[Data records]
— BEGIN —
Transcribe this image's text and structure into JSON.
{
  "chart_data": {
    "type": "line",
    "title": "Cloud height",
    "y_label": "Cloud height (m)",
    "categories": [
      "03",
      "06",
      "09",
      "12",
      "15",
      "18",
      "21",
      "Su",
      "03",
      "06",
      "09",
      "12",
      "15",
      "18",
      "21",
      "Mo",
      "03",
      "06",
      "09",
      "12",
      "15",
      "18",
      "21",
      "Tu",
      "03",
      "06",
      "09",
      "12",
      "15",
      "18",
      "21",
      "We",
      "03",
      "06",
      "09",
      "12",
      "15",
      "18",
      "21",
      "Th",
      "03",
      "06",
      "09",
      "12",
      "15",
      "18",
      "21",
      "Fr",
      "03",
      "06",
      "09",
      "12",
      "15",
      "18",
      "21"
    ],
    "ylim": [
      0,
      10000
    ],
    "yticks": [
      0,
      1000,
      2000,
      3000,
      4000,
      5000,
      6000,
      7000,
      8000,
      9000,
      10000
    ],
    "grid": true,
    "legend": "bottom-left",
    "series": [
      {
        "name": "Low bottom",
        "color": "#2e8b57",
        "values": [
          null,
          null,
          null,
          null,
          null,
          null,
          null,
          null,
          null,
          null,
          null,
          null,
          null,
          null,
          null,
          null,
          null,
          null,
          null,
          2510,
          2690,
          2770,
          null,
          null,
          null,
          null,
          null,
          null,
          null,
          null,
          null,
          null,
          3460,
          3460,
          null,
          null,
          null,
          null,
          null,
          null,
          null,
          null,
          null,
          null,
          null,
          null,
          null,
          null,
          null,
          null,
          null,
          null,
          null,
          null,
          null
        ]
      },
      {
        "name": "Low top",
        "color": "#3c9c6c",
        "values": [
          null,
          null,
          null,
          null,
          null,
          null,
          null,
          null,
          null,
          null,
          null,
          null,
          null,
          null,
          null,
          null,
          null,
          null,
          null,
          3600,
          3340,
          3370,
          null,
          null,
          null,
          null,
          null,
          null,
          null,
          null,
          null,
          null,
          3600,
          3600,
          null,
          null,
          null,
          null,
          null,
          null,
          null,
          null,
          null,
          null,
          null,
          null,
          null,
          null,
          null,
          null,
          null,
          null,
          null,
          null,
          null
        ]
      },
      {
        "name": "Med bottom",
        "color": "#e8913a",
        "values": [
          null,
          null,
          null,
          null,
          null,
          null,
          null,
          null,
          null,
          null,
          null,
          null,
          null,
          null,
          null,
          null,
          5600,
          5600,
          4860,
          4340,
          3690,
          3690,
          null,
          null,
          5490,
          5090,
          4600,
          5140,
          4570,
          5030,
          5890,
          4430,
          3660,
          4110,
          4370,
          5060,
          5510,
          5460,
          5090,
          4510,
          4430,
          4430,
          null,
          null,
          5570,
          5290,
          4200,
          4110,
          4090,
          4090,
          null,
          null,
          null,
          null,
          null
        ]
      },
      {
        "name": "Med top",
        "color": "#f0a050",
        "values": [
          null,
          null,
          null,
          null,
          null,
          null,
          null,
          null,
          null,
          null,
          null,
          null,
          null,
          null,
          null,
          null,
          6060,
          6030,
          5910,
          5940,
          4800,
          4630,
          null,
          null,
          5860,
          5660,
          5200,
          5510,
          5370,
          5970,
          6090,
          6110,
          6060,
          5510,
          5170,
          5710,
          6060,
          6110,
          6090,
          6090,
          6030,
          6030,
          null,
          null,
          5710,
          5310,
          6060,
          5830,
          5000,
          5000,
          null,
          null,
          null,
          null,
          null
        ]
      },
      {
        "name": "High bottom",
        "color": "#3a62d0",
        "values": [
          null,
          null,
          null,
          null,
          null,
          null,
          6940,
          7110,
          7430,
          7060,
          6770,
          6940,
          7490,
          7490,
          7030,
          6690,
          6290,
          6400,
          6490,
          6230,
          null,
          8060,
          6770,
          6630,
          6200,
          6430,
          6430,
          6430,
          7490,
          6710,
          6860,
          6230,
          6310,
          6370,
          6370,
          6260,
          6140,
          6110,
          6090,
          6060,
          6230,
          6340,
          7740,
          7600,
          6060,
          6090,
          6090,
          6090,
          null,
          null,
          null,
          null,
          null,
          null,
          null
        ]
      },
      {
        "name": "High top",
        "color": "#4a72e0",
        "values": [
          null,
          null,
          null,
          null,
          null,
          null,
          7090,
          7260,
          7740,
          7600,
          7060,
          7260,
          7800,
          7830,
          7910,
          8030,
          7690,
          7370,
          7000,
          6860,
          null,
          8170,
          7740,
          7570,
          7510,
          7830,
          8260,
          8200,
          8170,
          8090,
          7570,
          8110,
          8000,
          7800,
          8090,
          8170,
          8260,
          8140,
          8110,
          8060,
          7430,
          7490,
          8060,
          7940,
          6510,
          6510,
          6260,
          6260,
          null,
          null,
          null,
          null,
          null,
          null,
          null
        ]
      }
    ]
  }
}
— END —
◆ Objective: Give only the number of lines in the material above where the string "name" appears.

◆ Result for this exercise: 6